* [GOAL]:
Find the word "Розклад" in the records below. List each line containing it.

* [RECORD EXCERPTS]:

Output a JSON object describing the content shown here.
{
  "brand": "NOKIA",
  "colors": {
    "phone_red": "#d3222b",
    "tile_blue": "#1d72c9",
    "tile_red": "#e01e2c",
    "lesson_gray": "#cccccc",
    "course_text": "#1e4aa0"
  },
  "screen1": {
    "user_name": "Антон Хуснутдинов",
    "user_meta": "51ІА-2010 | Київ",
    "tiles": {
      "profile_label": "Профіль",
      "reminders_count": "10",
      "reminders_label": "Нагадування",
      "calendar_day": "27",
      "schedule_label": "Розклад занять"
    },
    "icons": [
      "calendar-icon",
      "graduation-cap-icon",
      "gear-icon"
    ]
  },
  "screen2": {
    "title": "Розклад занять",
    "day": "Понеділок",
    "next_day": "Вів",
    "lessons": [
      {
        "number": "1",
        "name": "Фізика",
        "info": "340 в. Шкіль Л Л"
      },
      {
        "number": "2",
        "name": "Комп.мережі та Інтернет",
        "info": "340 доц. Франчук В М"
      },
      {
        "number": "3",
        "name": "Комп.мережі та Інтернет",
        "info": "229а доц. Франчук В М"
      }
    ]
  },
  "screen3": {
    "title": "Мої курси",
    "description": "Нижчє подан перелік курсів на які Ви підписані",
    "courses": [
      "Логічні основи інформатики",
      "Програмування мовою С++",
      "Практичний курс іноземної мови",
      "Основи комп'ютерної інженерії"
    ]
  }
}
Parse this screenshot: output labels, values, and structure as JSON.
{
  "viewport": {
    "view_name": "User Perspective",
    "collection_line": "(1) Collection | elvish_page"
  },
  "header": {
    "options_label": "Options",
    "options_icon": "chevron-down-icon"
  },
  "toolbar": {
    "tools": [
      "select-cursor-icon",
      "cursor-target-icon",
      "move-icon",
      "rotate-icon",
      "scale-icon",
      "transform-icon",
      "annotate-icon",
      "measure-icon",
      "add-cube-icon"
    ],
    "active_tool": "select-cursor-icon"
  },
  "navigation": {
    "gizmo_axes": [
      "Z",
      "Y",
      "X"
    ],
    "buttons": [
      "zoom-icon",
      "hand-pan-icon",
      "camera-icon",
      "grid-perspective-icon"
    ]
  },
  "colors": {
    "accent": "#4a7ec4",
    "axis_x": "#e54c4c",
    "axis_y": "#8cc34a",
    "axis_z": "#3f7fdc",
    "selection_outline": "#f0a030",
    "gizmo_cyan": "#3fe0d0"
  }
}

* [FULL RESPONSE]:
      "schedule_label": "Розклад занять"
    "title": "Розклад занять",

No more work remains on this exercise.